--- EXERCISE TASK ---
Check every line of the material below for the string "name", and return the ones that have it.

--- AVAILABLE DATA ---
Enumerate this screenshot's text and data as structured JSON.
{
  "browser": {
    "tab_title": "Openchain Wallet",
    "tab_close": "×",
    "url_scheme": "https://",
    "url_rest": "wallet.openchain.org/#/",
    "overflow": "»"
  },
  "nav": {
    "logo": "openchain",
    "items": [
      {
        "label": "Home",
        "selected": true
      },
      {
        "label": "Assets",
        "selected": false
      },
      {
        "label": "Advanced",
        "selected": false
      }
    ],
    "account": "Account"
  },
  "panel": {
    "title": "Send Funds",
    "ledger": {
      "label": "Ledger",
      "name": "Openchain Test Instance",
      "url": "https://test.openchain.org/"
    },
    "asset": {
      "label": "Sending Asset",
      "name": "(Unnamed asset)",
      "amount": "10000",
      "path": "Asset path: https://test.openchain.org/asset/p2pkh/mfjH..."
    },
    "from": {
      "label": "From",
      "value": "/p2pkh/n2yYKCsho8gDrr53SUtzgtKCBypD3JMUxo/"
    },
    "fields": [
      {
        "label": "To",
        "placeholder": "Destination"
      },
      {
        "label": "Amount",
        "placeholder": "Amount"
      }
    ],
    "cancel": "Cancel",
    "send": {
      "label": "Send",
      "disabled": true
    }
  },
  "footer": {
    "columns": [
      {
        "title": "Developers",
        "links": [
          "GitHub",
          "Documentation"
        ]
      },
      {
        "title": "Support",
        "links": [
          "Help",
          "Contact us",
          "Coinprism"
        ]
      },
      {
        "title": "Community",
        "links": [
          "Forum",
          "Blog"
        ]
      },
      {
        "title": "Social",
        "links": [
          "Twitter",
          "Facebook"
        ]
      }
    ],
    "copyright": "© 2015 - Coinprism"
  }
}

--- REPLY ---
      "name": "Openchain Test Instance",
      "name": "(Unnamed asset)",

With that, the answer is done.